[Stored entries]

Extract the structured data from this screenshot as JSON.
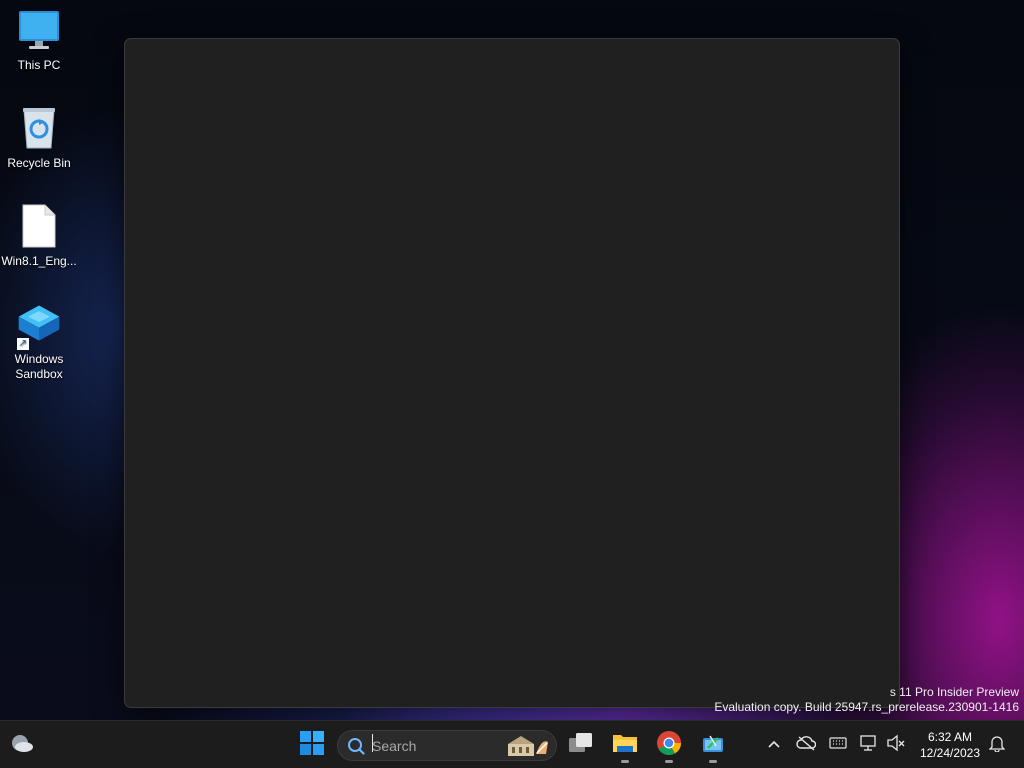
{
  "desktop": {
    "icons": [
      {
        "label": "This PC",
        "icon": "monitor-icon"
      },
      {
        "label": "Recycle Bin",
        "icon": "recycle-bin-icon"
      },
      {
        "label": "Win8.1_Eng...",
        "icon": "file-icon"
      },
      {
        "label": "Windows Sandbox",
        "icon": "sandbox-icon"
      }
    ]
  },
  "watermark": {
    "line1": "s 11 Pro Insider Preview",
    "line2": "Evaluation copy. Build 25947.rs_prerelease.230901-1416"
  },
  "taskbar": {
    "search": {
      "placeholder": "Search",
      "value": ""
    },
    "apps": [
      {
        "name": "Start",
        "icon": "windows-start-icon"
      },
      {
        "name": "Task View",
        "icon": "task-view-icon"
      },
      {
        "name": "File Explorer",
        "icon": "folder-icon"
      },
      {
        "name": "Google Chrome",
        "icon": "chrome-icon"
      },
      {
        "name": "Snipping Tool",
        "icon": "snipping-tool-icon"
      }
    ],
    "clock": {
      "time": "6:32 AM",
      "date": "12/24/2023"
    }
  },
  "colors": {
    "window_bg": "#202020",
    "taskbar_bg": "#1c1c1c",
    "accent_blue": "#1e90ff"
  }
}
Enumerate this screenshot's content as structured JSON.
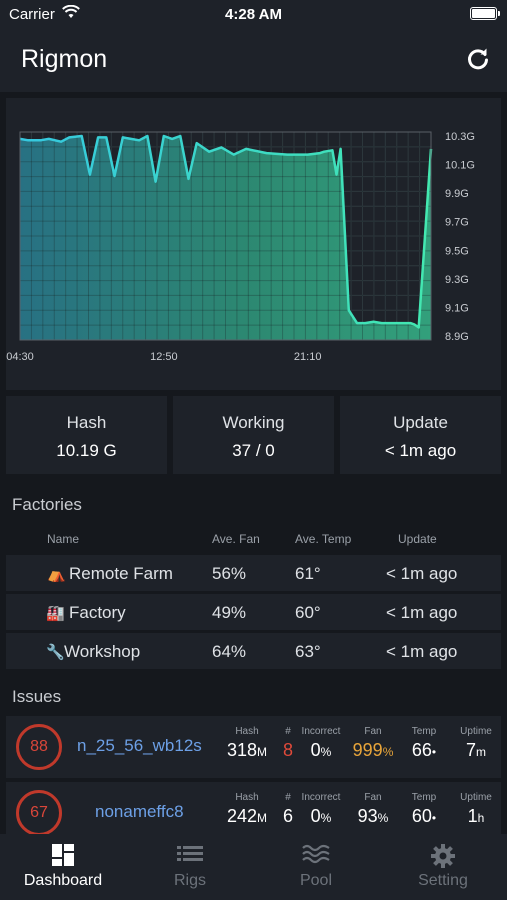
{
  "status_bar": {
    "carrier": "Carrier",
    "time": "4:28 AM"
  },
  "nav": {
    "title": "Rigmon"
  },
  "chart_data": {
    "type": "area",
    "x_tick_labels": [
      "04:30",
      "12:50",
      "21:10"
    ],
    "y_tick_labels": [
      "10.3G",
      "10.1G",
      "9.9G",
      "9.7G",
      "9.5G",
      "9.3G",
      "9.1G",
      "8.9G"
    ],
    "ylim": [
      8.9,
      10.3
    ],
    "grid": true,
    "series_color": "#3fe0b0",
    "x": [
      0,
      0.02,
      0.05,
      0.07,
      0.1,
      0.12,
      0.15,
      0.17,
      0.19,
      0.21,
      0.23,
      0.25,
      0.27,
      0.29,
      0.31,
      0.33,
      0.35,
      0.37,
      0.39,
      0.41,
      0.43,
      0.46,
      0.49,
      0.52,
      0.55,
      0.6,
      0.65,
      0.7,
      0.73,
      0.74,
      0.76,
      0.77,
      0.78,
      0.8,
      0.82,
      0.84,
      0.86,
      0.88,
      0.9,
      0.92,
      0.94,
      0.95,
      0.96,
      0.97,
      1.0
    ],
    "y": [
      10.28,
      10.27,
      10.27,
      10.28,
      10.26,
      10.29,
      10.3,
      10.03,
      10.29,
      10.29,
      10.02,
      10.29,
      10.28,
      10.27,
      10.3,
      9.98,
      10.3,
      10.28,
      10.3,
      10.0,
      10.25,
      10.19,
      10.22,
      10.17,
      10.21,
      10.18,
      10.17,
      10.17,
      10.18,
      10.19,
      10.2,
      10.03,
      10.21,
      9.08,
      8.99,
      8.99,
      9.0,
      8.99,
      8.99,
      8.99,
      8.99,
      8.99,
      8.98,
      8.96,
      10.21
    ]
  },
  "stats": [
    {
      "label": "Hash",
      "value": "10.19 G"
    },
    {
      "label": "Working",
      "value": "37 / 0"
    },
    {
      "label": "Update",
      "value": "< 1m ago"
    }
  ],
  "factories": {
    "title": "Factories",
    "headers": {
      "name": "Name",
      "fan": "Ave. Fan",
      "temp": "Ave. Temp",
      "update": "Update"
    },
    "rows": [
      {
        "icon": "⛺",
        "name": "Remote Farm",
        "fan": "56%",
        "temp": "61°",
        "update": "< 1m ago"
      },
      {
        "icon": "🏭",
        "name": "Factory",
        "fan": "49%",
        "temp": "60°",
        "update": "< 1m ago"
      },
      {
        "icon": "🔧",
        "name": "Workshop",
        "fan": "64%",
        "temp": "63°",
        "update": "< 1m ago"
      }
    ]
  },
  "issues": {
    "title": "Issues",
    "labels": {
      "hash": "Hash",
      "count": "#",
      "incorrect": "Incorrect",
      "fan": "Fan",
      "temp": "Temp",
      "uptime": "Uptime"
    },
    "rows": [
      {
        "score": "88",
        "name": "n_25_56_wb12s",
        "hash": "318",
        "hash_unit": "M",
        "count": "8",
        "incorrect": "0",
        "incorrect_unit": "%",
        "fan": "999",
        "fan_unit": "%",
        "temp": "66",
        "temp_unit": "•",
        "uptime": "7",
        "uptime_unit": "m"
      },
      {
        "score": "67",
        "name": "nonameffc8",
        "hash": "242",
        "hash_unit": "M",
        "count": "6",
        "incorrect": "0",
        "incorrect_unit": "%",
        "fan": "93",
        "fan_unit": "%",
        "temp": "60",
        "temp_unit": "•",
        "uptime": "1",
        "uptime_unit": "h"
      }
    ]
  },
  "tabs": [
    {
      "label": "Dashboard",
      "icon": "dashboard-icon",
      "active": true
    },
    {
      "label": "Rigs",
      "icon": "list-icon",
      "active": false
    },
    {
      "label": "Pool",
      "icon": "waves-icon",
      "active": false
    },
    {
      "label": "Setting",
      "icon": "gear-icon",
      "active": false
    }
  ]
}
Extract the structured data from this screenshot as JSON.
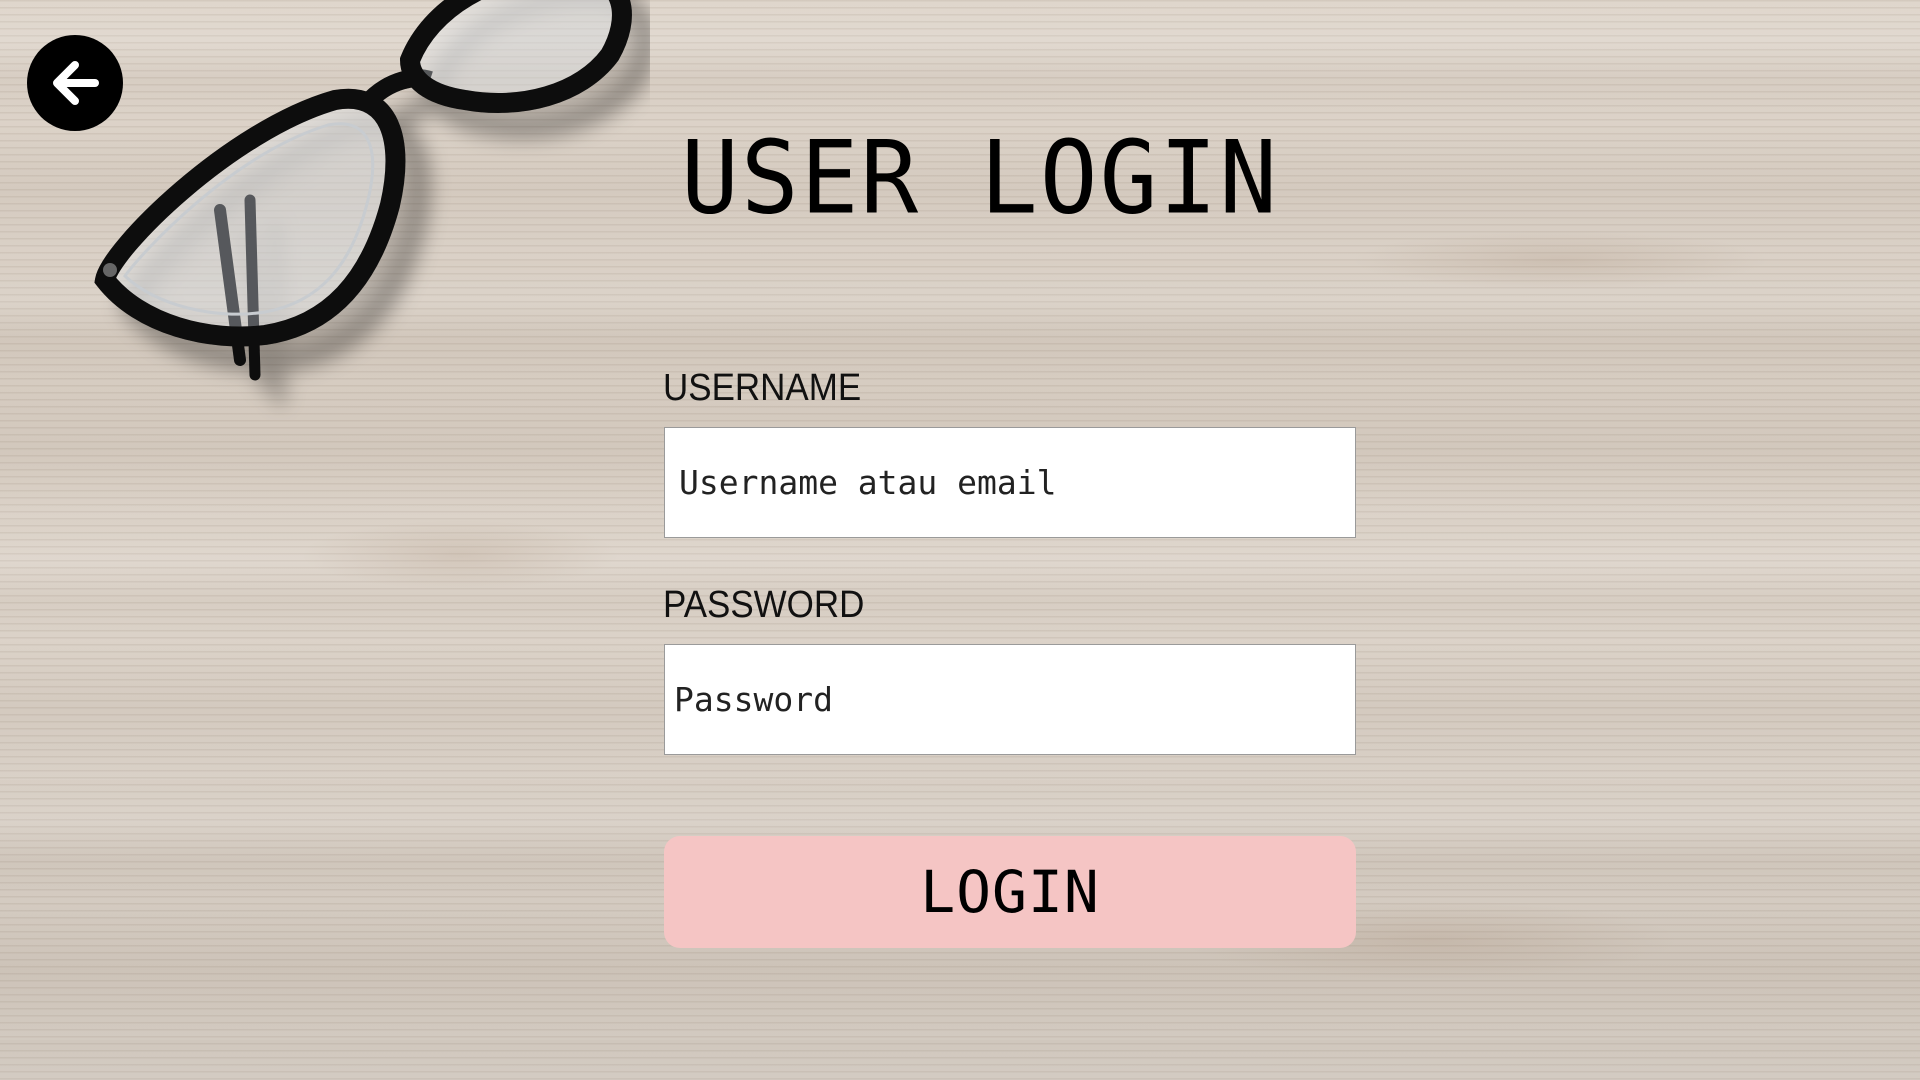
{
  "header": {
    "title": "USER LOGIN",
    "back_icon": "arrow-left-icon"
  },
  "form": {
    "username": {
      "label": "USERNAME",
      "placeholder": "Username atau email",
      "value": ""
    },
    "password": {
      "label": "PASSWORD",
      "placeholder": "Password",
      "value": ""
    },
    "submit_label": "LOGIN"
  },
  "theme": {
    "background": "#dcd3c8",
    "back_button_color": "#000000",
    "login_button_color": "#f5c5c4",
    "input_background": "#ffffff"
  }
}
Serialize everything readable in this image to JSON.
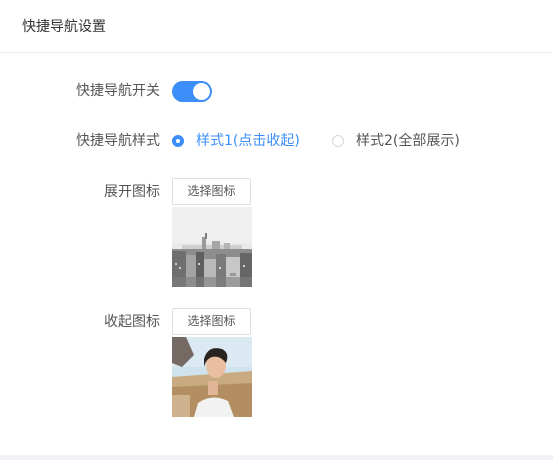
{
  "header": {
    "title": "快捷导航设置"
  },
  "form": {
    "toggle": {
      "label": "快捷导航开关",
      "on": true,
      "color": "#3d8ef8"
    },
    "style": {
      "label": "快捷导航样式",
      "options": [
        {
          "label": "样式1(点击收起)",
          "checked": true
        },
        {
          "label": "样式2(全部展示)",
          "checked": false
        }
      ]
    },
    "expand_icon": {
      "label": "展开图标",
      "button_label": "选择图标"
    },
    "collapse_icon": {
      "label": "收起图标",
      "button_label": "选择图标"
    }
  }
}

--- What you will do ---
Set each line of the records down exactly, leaving every picture out.

--- Task solution ---
Extract the structured data from this screenshot as JSON.
{
  "desktop": {
    "icons": [
      {
        "label": "This PC",
        "icon": "monitor-icon"
      },
      {
        "label": "Recycle Bin",
        "icon": "recycle-bin-icon"
      },
      {
        "label": "Win8.1_Eng...",
        "icon": "file-icon"
      },
      {
        "label": "Windows Sandbox",
        "icon": "sandbox-icon"
      }
    ]
  },
  "watermark": {
    "line1": "s 11 Pro Insider Preview",
    "line2": "Evaluation copy. Build 25947.rs_prerelease.230901-1416"
  },
  "taskbar": {
    "search": {
      "placeholder": "Search",
      "value": ""
    },
    "apps": [
      {
        "name": "Start",
        "icon": "windows-start-icon"
      },
      {
        "name": "Task View",
        "icon": "task-view-icon"
      },
      {
        "name": "File Explorer",
        "icon": "folder-icon"
      },
      {
        "name": "Google Chrome",
        "icon": "chrome-icon"
      },
      {
        "name": "Snipping Tool",
        "icon": "snipping-tool-icon"
      }
    ],
    "clock": {
      "time": "6:32 AM",
      "date": "12/24/2023"
    }
  },
  "colors": {
    "window_bg": "#202020",
    "taskbar_bg": "#1c1c1c",
    "accent_blue": "#1e90ff"
  }
}
Enumerate this screenshot's content as structured JSON.
{
  "status_bar": {
    "carrier": "Carrier",
    "time": "4:28 AM"
  },
  "nav": {
    "title": "Rigmon"
  },
  "chart_data": {
    "type": "area",
    "x_tick_labels": [
      "04:30",
      "12:50",
      "21:10"
    ],
    "y_tick_labels": [
      "10.3G",
      "10.1G",
      "9.9G",
      "9.7G",
      "9.5G",
      "9.3G",
      "9.1G",
      "8.9G"
    ],
    "ylim": [
      8.9,
      10.3
    ],
    "grid": true,
    "series_color": "#3fe0b0",
    "x": [
      0,
      0.02,
      0.05,
      0.07,
      0.1,
      0.12,
      0.15,
      0.17,
      0.19,
      0.21,
      0.23,
      0.25,
      0.27,
      0.29,
      0.31,
      0.33,
      0.35,
      0.37,
      0.39,
      0.41,
      0.43,
      0.46,
      0.49,
      0.52,
      0.55,
      0.6,
      0.65,
      0.7,
      0.73,
      0.74,
      0.76,
      0.77,
      0.78,
      0.8,
      0.82,
      0.84,
      0.86,
      0.88,
      0.9,
      0.92,
      0.94,
      0.95,
      0.96,
      0.97,
      1.0
    ],
    "y": [
      10.28,
      10.27,
      10.27,
      10.28,
      10.26,
      10.29,
      10.3,
      10.03,
      10.29,
      10.29,
      10.02,
      10.29,
      10.28,
      10.27,
      10.3,
      9.98,
      10.3,
      10.28,
      10.3,
      10.0,
      10.25,
      10.19,
      10.22,
      10.17,
      10.21,
      10.18,
      10.17,
      10.17,
      10.18,
      10.19,
      10.2,
      10.03,
      10.21,
      9.08,
      8.99,
      8.99,
      9.0,
      8.99,
      8.99,
      8.99,
      8.99,
      8.99,
      8.98,
      8.96,
      10.21
    ]
  },
  "stats": [
    {
      "label": "Hash",
      "value": "10.19 G"
    },
    {
      "label": "Working",
      "value": "37 / 0"
    },
    {
      "label": "Update",
      "value": "< 1m ago"
    }
  ],
  "factories": {
    "title": "Factories",
    "headers": {
      "name": "Name",
      "fan": "Ave. Fan",
      "temp": "Ave. Temp",
      "update": "Update"
    },
    "rows": [
      {
        "icon": "⛺",
        "name": "Remote Farm",
        "fan": "56%",
        "temp": "61°",
        "update": "< 1m ago"
      },
      {
        "icon": "🏭",
        "name": "Factory",
        "fan": "49%",
        "temp": "60°",
        "update": "< 1m ago"
      },
      {
        "icon": "🔧",
        "name": "Workshop",
        "fan": "64%",
        "temp": "63°",
        "update": "< 1m ago"
      }
    ]
  },
  "issues": {
    "title": "Issues",
    "labels": {
      "hash": "Hash",
      "count": "#",
      "incorrect": "Incorrect",
      "fan": "Fan",
      "temp": "Temp",
      "uptime": "Uptime"
    },
    "rows": [
      {
        "score": "88",
        "name": "n_25_56_wb12s",
        "hash": "318",
        "hash_unit": "M",
        "count": "8",
        "incorrect": "0",
        "incorrect_unit": "%",
        "fan": "999",
        "fan_unit": "%",
        "temp": "66",
        "temp_unit": "•",
        "uptime": "7",
        "uptime_unit": "m"
      },
      {
        "score": "67",
        "name": "nonameffc8",
        "hash": "242",
        "hash_unit": "M",
        "count": "6",
        "incorrect": "0",
        "incorrect_unit": "%",
        "fan": "93",
        "fan_unit": "%",
        "temp": "60",
        "temp_unit": "•",
        "uptime": "1",
        "uptime_unit": "h"
      }
    ]
  },
  "tabs": [
    {
      "label": "Dashboard",
      "icon": "dashboard-icon",
      "active": true
    },
    {
      "label": "Rigs",
      "icon": "list-icon",
      "active": false
    },
    {
      "label": "Pool",
      "icon": "waves-icon",
      "active": false
    },
    {
      "label": "Setting",
      "icon": "gear-icon",
      "active": false
    }
  ]
}
Extract the structured data from this screenshot as JSON.
{
  "header": {
    "title": "USER LOGIN",
    "back_icon": "arrow-left-icon"
  },
  "form": {
    "username": {
      "label": "USERNAME",
      "placeholder": "Username atau email",
      "value": ""
    },
    "password": {
      "label": "PASSWORD",
      "placeholder": "Password",
      "value": ""
    },
    "submit_label": "LOGIN"
  },
  "theme": {
    "background": "#dcd3c8",
    "back_button_color": "#000000",
    "login_button_color": "#f5c5c4",
    "input_background": "#ffffff"
  }
}
Serialize everything readable in this image to JSON.
{
  "header": {
    "title": "快捷导航设置"
  },
  "form": {
    "toggle": {
      "label": "快捷导航开关",
      "on": true,
      "color": "#3d8ef8"
    },
    "style": {
      "label": "快捷导航样式",
      "options": [
        {
          "label": "样式1(点击收起)",
          "checked": true
        },
        {
          "label": "样式2(全部展示)",
          "checked": false
        }
      ]
    },
    "expand_icon": {
      "label": "展开图标",
      "button_label": "选择图标"
    },
    "collapse_icon": {
      "label": "收起图标",
      "button_label": "选择图标"
    }
  }
}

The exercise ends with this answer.